_Data in this exercise_.
━━━━━━━━

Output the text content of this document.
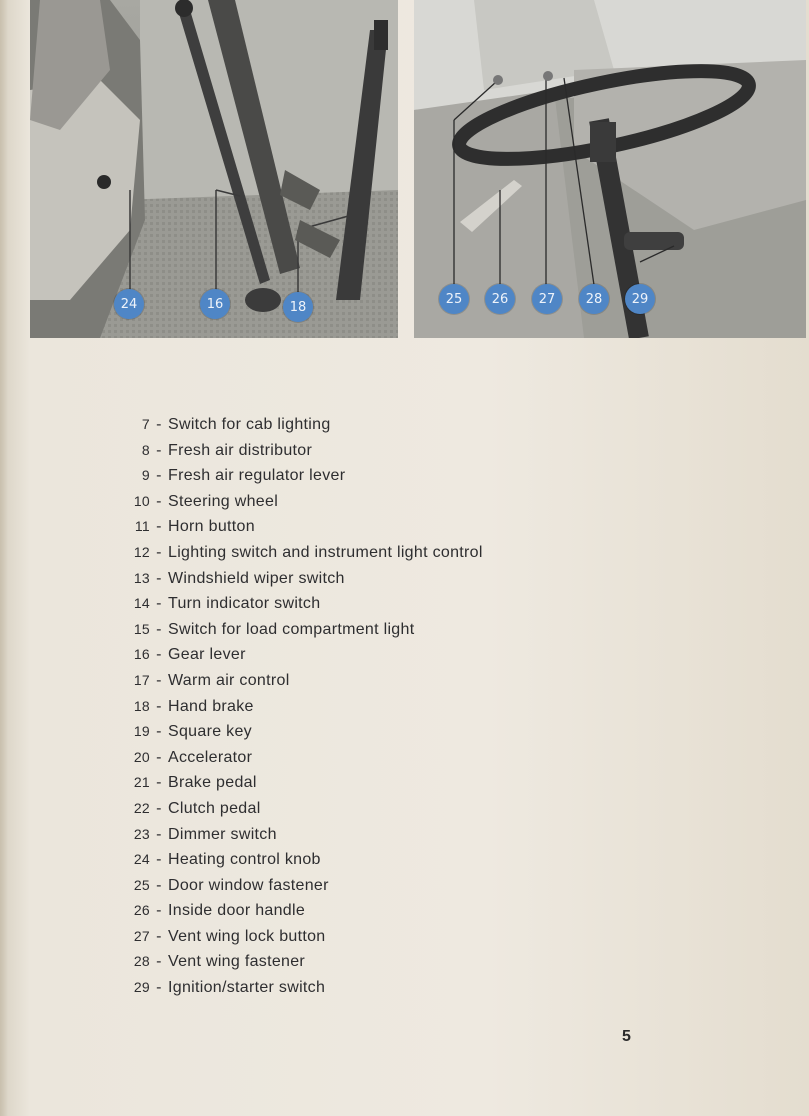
24	16	18
25	26	27	28	29
7 - Switch for cab lighting
8 - Fresh air distributor
9 - Fresh air regulator lever
10 - Steering wheel
11 - Horn button
12 - Lighting switch and instrument light control
13 - Windshield wiper switch
14 - Turn indicator switch
15 - Switch for load compartment light
16 - Gear lever
17 - Warm air control
18 - Hand brake
19 - Square key
20 - Accelerator
21 - Brake pedal
22 - Clutch pedal
23 - Dimmer switch
24 - Heating control knob
25 - Door window fastener
26 - Inside door handle
27 - Vent wing lock button
28 - Vent wing fastener
29 - Ignition/starter switch
5
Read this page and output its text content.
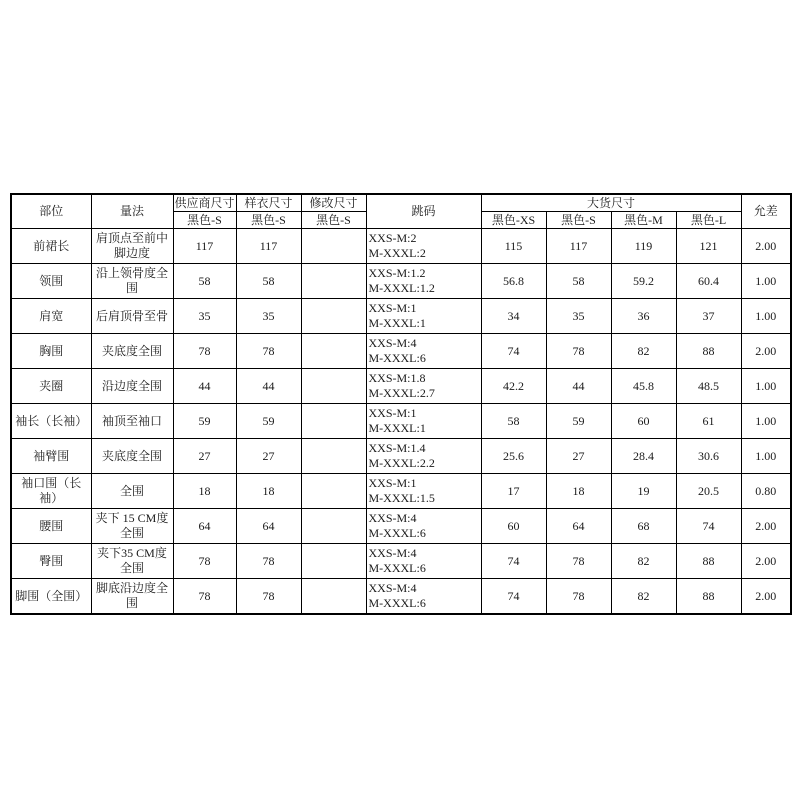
部位	量法	供应商尺寸	样衣尺寸	修改尺寸	跳码	大货尺寸				允差
		黑色-S	黑色-S	黑色-S		黑色-XS	黑色-S	黑色-M	黑色-L	
前裙长	肩顶点至前中脚边度	117	117		XXS-M:2
M-XXXL:2	115	117	119	121	2.00
领围	沿上领骨度全围	58	58		XXS-M:1.2
M-XXXL:1.2	56.8	58	59.2	60.4	1.00
肩宽	后肩顶骨至骨	35	35		XXS-M:1
M-XXXL:1	34	35	36	37	1.00
胸围	夹底度全围	78	78		XXS-M:4
M-XXXL:6	74	78	82	88	2.00
夹圈	沿边度全围	44	44		XXS-M:1.8
M-XXXL:2.7	42.2	44	45.8	48.5	1.00
袖长（长袖）	袖顶至袖口	59	59		XXS-M:1
M-XXXL:1	58	59	60	61	1.00
袖臂围	夹底度全围	27	27		XXS-M:1.4
M-XXXL:2.2	25.6	27	28.4	30.6	1.00
袖口围（长袖）	全围	18	18		XXS-M:1
M-XXXL:1.5	17	18	19	20.5	0.80
腰围	夹下 15 CM度全围	64	64		XXS-M:4
M-XXXL:6	60	64	68	74	2.00
臀围	夹下35 CM度全围	78	78		XXS-M:4
M-XXXL:6	74	78	82	88	2.00
脚围（全围）	脚底沿边度全围	78	78		XXS-M:4
M-XXXL:6	74	78	82	88	2.00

━━━━━━━━

_Problem statement_. Copy every entry word for word, but omit the pictures.

_The completed task_.
Output the text content of this document.
24	16	18
25	26	27	28	29
7 - Switch for cab lighting
8 - Fresh air distributor
9 - Fresh air regulator lever
10 - Steering wheel
11 - Horn button
12 - Lighting switch and instrument light control
13 - Windshield wiper switch
14 - Turn indicator switch
15 - Switch for load compartment light
16 - Gear lever
17 - Warm air control
18 - Hand brake
19 - Square key
20 - Accelerator
21 - Brake pedal
22 - Clutch pedal
23 - Dimmer switch
24 - Heating control knob
25 - Door window fastener
26 - Inside door handle
27 - Vent wing lock button
28 - Vent wing fastener
29 - Ignition/starter switch
5
Read this page and output its text content.
部位	量法	供应商尺寸	样衣尺寸	修改尺寸	跳码	大货尺寸				允差
		黑色-S	黑色-S	黑色-S		黑色-XS	黑色-S	黑色-M	黑色-L	
前裙长	肩顶点至前中脚边度	117	117		XXS-M:2
M-XXXL:2	115	117	119	121	2.00
领围	沿上领骨度全围	58	58		XXS-M:1.2
M-XXXL:1.2	56.8	58	59.2	60.4	1.00
肩宽	后肩顶骨至骨	35	35		XXS-M:1
M-XXXL:1	34	35	36	37	1.00
胸围	夹底度全围	78	78		XXS-M:4
M-XXXL:6	74	78	82	88	2.00
夹圈	沿边度全围	44	44		XXS-M:1.8
M-XXXL:2.7	42.2	44	45.8	48.5	1.00
袖长（长袖）	袖顶至袖口	59	59		XXS-M:1
M-XXXL:1	58	59	60	61	1.00
袖臂围	夹底度全围	27	27		XXS-M:1.4
M-XXXL:2.2	25.6	27	28.4	30.6	1.00
袖口围（长袖）	全围	18	18		XXS-M:1
M-XXXL:1.5	17	18	19	20.5	0.80
腰围	夹下 15 CM度全围	64	64		XXS-M:4
M-XXXL:6	60	64	68	74	2.00
臀围	夹下35 CM度全围	78	78		XXS-M:4
M-XXXL:6	74	78	82	88	2.00
脚围（全围）	脚底沿边度全围	78	78		XXS-M:4
M-XXXL:6	74	78	82	88	2.00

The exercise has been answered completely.